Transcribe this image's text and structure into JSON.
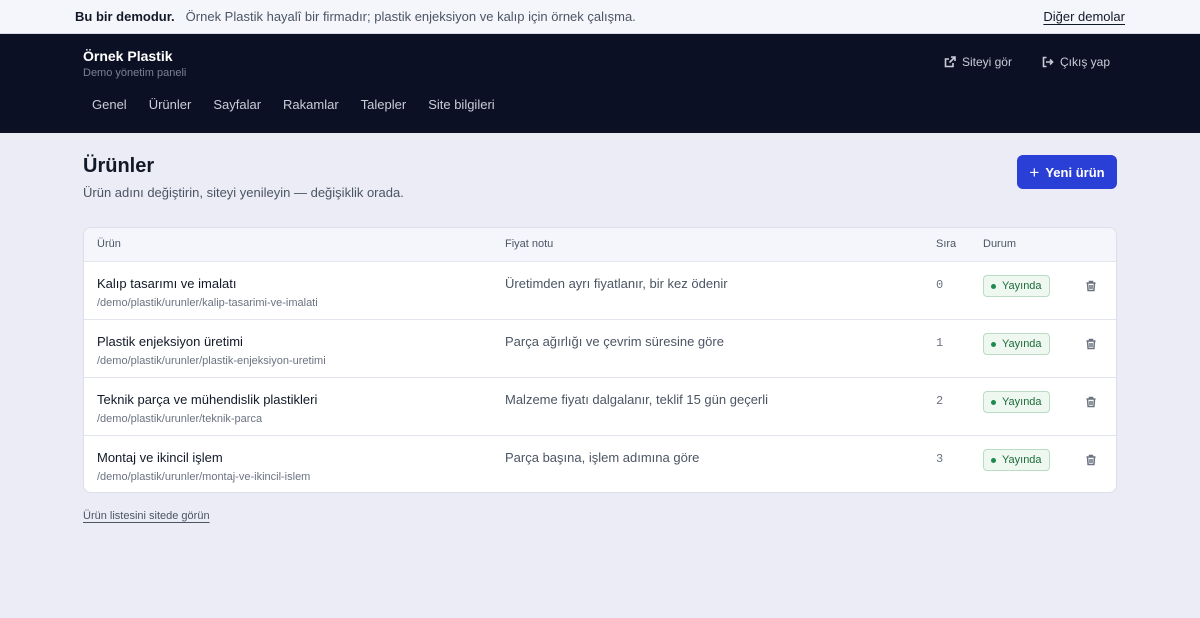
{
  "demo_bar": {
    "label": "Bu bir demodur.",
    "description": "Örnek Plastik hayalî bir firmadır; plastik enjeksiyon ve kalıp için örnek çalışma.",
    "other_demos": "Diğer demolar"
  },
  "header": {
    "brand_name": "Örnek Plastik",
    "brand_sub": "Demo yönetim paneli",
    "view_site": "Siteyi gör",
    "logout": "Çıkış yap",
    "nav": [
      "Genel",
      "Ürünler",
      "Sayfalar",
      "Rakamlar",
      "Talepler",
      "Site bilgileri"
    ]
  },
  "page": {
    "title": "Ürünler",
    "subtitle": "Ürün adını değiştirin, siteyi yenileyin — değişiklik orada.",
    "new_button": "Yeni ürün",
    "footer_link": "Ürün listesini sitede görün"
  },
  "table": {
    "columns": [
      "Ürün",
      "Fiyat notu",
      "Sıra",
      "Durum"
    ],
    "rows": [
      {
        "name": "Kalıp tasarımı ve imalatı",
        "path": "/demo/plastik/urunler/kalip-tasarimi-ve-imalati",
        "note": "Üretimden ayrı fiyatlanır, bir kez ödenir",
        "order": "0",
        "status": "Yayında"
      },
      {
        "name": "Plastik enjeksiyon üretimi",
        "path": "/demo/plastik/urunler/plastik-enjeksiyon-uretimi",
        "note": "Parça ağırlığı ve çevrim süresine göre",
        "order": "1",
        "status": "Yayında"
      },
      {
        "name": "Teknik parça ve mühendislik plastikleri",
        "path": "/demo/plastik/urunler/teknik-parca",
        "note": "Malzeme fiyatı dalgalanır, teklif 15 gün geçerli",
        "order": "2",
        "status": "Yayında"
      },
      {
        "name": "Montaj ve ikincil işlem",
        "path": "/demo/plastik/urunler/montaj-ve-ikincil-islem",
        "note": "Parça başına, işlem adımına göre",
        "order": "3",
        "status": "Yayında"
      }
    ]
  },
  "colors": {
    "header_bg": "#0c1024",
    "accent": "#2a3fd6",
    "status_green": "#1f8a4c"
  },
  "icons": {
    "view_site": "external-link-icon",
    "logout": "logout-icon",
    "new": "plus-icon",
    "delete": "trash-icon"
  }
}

◆ Prompt ◆
Which lines in the listing above hold the word "işlem"? Show each of them.

◆ In response ◆
        "name": "Montaj ve ikincil işlem",
        "note": "Parça başına, işlem adımına göre",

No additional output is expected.